= What you should do =
From the listing below, extract each line containing the string "robo".

= Source data =

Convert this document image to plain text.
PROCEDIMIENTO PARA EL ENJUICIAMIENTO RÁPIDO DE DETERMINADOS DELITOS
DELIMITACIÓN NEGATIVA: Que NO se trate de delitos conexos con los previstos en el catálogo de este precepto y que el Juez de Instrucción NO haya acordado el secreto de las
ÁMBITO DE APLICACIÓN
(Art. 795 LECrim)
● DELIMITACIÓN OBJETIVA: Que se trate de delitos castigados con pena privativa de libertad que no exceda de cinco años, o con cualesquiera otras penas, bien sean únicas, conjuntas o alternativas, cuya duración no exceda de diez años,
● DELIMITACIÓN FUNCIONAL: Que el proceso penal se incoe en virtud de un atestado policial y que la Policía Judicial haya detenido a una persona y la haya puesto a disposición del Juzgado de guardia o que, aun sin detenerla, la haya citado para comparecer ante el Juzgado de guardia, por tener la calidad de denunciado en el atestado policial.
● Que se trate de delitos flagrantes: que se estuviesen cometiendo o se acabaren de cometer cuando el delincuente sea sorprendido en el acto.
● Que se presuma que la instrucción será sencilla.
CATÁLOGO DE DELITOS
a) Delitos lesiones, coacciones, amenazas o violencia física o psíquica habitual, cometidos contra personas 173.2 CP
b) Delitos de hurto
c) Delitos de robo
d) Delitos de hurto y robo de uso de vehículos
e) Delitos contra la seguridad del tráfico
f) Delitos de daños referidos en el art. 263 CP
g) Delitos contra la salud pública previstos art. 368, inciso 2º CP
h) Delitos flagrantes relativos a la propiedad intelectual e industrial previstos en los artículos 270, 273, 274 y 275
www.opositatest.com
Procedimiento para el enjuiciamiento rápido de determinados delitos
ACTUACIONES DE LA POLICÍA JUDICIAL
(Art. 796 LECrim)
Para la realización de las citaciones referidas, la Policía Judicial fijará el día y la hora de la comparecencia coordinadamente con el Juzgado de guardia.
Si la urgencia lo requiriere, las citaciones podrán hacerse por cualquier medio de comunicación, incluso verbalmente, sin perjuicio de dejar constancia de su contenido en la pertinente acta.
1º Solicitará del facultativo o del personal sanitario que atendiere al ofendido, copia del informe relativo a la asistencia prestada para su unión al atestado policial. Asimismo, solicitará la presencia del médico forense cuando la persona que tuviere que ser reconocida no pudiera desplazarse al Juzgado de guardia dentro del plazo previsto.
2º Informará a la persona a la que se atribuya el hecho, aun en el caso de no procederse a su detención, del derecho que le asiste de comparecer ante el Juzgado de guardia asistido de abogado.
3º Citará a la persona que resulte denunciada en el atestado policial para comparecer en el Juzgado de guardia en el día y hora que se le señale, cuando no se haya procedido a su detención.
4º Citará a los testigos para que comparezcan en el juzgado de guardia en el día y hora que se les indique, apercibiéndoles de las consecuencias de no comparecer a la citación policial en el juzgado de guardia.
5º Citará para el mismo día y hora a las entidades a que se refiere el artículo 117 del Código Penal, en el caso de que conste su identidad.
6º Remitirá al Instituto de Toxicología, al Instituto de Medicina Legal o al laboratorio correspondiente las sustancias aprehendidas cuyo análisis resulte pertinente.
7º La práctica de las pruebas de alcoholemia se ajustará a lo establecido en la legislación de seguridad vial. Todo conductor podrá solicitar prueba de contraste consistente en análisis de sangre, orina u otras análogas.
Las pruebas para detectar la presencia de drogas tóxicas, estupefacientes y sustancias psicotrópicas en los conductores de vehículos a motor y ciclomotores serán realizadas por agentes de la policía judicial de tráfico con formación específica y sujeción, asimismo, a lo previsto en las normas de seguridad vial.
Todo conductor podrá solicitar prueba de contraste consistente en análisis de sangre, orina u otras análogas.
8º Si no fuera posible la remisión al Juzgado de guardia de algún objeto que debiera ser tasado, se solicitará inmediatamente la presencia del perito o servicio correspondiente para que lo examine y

= Expected answer =
c) Delitos de robo
d) Delitos de hurto y robo de uso de vehículos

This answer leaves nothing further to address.